Your task:
Below is a block of data; give all of it again word for word.

-------

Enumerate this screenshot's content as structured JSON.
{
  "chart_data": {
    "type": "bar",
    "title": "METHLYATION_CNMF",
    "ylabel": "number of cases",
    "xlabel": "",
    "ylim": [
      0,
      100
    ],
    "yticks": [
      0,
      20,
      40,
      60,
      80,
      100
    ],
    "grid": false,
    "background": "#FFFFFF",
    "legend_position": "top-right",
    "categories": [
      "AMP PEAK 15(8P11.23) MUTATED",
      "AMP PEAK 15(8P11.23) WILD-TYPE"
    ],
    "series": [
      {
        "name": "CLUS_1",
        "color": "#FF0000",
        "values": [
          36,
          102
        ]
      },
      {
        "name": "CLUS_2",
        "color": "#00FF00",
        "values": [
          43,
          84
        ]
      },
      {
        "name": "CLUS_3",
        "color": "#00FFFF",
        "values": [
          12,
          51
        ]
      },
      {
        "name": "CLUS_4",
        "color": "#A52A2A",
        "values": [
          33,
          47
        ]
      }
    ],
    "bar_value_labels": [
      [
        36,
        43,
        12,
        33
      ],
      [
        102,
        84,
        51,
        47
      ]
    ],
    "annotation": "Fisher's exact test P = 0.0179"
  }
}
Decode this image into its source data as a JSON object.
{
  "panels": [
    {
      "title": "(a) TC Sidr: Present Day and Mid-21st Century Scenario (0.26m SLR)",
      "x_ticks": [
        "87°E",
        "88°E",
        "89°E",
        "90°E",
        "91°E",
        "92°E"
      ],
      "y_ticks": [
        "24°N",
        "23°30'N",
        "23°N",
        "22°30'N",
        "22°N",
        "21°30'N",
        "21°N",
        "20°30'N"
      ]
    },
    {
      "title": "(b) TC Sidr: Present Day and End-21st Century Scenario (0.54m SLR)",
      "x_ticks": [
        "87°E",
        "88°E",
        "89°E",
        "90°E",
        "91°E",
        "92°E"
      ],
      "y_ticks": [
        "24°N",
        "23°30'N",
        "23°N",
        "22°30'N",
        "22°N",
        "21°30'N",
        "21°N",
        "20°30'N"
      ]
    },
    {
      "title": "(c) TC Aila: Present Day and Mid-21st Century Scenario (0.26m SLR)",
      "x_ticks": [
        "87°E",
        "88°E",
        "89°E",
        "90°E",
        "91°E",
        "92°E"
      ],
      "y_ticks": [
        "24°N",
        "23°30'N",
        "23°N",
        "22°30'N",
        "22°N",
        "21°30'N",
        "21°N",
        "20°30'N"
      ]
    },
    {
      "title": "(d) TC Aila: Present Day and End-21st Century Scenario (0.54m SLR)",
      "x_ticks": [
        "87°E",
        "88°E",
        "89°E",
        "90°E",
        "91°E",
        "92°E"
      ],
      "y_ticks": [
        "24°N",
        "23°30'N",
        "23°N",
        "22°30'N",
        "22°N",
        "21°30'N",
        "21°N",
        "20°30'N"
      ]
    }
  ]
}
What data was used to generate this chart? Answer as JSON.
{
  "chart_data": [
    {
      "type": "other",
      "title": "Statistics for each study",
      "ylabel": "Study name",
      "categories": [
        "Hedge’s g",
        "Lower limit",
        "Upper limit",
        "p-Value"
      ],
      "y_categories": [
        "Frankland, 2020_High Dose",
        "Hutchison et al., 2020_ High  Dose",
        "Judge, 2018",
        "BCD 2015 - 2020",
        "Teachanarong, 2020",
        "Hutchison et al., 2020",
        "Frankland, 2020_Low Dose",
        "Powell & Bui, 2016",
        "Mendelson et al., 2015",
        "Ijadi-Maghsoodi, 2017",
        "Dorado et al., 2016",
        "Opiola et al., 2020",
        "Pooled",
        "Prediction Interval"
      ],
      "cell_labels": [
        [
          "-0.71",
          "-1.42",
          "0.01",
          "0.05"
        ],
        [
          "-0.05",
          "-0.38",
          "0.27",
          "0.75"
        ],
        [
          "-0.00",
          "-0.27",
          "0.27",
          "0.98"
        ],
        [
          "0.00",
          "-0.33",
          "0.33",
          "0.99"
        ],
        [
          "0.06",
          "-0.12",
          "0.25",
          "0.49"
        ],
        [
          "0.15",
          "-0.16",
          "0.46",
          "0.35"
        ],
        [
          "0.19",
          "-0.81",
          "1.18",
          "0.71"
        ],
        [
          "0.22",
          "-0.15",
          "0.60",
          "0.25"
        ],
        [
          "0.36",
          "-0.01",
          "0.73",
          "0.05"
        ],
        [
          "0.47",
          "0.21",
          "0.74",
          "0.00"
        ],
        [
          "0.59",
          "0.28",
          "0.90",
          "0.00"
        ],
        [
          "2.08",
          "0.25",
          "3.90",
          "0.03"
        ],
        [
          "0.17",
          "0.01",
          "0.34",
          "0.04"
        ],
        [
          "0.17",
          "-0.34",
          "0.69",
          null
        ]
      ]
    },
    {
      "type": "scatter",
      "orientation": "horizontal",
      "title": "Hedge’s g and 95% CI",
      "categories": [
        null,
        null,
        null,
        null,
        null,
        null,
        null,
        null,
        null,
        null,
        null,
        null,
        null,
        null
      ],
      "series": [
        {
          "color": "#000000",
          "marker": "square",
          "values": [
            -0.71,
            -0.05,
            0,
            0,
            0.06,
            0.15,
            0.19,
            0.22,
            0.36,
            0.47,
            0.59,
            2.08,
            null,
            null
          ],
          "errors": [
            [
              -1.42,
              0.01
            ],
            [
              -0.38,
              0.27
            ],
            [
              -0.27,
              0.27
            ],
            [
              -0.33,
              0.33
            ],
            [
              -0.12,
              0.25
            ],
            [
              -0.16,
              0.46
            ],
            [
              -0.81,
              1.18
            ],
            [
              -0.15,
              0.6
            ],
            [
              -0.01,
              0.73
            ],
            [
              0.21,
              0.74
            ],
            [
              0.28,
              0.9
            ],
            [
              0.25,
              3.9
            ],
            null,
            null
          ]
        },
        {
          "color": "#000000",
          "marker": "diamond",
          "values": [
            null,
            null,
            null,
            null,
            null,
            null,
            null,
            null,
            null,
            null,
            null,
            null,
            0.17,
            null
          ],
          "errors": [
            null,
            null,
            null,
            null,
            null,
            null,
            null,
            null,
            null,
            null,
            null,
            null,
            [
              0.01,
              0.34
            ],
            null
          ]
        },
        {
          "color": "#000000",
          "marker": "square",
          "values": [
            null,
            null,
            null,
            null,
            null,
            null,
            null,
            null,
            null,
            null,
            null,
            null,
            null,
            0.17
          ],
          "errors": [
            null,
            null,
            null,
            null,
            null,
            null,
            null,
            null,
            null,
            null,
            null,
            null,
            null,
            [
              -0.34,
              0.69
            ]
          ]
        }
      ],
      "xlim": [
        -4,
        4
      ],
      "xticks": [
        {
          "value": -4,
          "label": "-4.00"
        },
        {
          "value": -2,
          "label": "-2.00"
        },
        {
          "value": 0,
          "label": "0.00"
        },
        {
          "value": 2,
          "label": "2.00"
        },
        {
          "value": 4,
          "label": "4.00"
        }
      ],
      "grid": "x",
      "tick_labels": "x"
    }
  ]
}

-------

Output for this task:
Enumerate this screenshot's content as structured JSON.
{
  "chart_data": {
    "type": "bar",
    "title": "METHLYATION_CNMF",
    "ylabel": "number of cases",
    "xlabel": "",
    "ylim": [
      0,
      100
    ],
    "yticks": [
      0,
      20,
      40,
      60,
      80,
      100
    ],
    "grid": false,
    "background": "#FFFFFF",
    "legend_position": "top-right",
    "categories": [
      "AMP PEAK 15(8P11.23) MUTATED",
      "AMP PEAK 15(8P11.23) WILD-TYPE"
    ],
    "series": [
      {
        "name": "CLUS_1",
        "color": "#FF0000",
        "values": [
          36,
          102
        ]
      },
      {
        "name": "CLUS_2",
        "color": "#00FF00",
        "values": [
          43,
          84
        ]
      },
      {
        "name": "CLUS_3",
        "color": "#00FFFF",
        "values": [
          12,
          51
        ]
      },
      {
        "name": "CLUS_4",
        "color": "#A52A2A",
        "values": [
          33,
          47
        ]
      }
    ],
    "bar_value_labels": [
      [
        36,
        43,
        12,
        33
      ],
      [
        102,
        84,
        51,
        47
      ]
    ],
    "annotation": "Fisher's exact test P = 0.0179"
  }
}
Decode this image into its source data as a JSON object.
{
  "panels": [
    {
      "title": "(a) TC Sidr: Present Day and Mid-21st Century Scenario (0.26m SLR)",
      "x_ticks": [
        "87°E",
        "88°E",
        "89°E",
        "90°E",
        "91°E",
        "92°E"
      ],
      "y_ticks": [
        "24°N",
        "23°30'N",
        "23°N",
        "22°30'N",
        "22°N",
        "21°30'N",
        "21°N",
        "20°30'N"
      ]
    },
    {
      "title": "(b) TC Sidr: Present Day and End-21st Century Scenario (0.54m SLR)",
      "x_ticks": [
        "87°E",
        "88°E",
        "89°E",
        "90°E",
        "91°E",
        "92°E"
      ],
      "y_ticks": [
        "24°N",
        "23°30'N",
        "23°N",
        "22°30'N",
        "22°N",
        "21°30'N",
        "21°N",
        "20°30'N"
      ]
    },
    {
      "title": "(c) TC Aila: Present Day and Mid-21st Century Scenario (0.26m SLR)",
      "x_ticks": [
        "87°E",
        "88°E",
        "89°E",
        "90°E",
        "91°E",
        "92°E"
      ],
      "y_ticks": [
        "24°N",
        "23°30'N",
        "23°N",
        "22°30'N",
        "22°N",
        "21°30'N",
        "21°N",
        "20°30'N"
      ]
    },
    {
      "title": "(d) TC Aila: Present Day and End-21st Century Scenario (0.54m SLR)",
      "x_ticks": [
        "87°E",
        "88°E",
        "89°E",
        "90°E",
        "91°E",
        "92°E"
      ],
      "y_ticks": [
        "24°N",
        "23°30'N",
        "23°N",
        "22°30'N",
        "22°N",
        "21°30'N",
        "21°N",
        "20°30'N"
      ]
    }
  ]
}
What data was used to generate this chart? Answer as JSON.
{
  "chart_data": [
    {
      "type": "other",
      "title": "Statistics for each study",
      "ylabel": "Study name",
      "categories": [
        "Hedge’s g",
        "Lower limit",
        "Upper limit",
        "p-Value"
      ],
      "y_categories": [
        "Frankland, 2020_High Dose",
        "Hutchison et al., 2020_ High  Dose",
        "Judge, 2018",
        "BCD 2015 - 2020",
        "Teachanarong, 2020",
        "Hutchison et al., 2020",
        "Frankland, 2020_Low Dose",
        "Powell & Bui, 2016",
        "Mendelson et al., 2015",
        "Ijadi-Maghsoodi, 2017",
        "Dorado et al., 2016",
        "Opiola et al., 2020",
        "Pooled",
        "Prediction Interval"
      ],
      "cell_labels": [
        [
          "-0.71",
          "-1.42",
          "0.01",
          "0.05"
        ],
        [
          "-0.05",
          "-0.38",
          "0.27",
          "0.75"
        ],
        [
          "-0.00",
          "-0.27",
          "0.27",
          "0.98"
        ],
        [
          "0.00",
          "-0.33",
          "0.33",
          "0.99"
        ],
        [
          "0.06",
          "-0.12",
          "0.25",
          "0.49"
        ],
        [
          "0.15",
          "-0.16",
          "0.46",
          "0.35"
        ],
        [
          "0.19",
          "-0.81",
          "1.18",
          "0.71"
        ],
        [
          "0.22",
          "-0.15",
          "0.60",
          "0.25"
        ],
        [
          "0.36",
          "-0.01",
          "0.73",
          "0.05"
        ],
        [
          "0.47",
          "0.21",
          "0.74",
          "0.00"
        ],
        [
          "0.59",
          "0.28",
          "0.90",
          "0.00"
        ],
        [
          "2.08",
          "0.25",
          "3.90",
          "0.03"
        ],
        [
          "0.17",
          "0.01",
          "0.34",
          "0.04"
        ],
        [
          "0.17",
          "-0.34",
          "0.69",
          null
        ]
      ]
    },
    {
      "type": "scatter",
      "orientation": "horizontal",
      "title": "Hedge’s g and 95% CI",
      "categories": [
        null,
        null,
        null,
        null,
        null,
        null,
        null,
        null,
        null,
        null,
        null,
        null,
        null,
        null
      ],
      "series": [
        {
          "color": "#000000",
          "marker": "square",
          "values": [
            -0.71,
            -0.05,
            0,
            0,
            0.06,
            0.15,
            0.19,
            0.22,
            0.36,
            0.47,
            0.59,
            2.08,
            null,
            null
          ],
          "errors": [
            [
              -1.42,
              0.01
            ],
            [
              -0.38,
              0.27
            ],
            [
              -0.27,
              0.27
            ],
            [
              -0.33,
              0.33
            ],
            [
              -0.12,
              0.25
            ],
            [
              -0.16,
              0.46
            ],
            [
              -0.81,
              1.18
            ],
            [
              -0.15,
              0.6
            ],
            [
              -0.01,
              0.73
            ],
            [
              0.21,
              0.74
            ],
            [
              0.28,
              0.9
            ],
            [
              0.25,
              3.9
            ],
            null,
            null
          ]
        },
        {
          "color": "#000000",
          "marker": "diamond",
          "values": [
            null,
            null,
            null,
            null,
            null,
            null,
            null,
            null,
            null,
            null,
            null,
            null,
            0.17,
            null
          ],
          "errors": [
            null,
            null,
            null,
            null,
            null,
            null,
            null,
            null,
            null,
            null,
            null,
            null,
            [
              0.01,
              0.34
            ],
            null
          ]
        },
        {
          "color": "#000000",
          "marker": "square",
          "values": [
            null,
            null,
            null,
            null,
            null,
            null,
            null,
            null,
            null,
            null,
            null,
            null,
            null,
            0.17
          ],
          "errors": [
            null,
            null,
            null,
            null,
            null,
            null,
            null,
            null,
            null,
            null,
            null,
            null,
            null,
            [
              -0.34,
              0.69
            ]
          ]
        }
      ],
      "xlim": [
        -4,
        4
      ],
      "xticks": [
        {
          "value": -4,
          "label": "-4.00"
        },
        {
          "value": -2,
          "label": "-2.00"
        },
        {
          "value": 0,
          "label": "0.00"
        },
        {
          "value": 2,
          "label": "2.00"
        },
        {
          "value": 4,
          "label": "4.00"
        }
      ],
      "grid": "x",
      "tick_labels": "x"
    }
  ]
}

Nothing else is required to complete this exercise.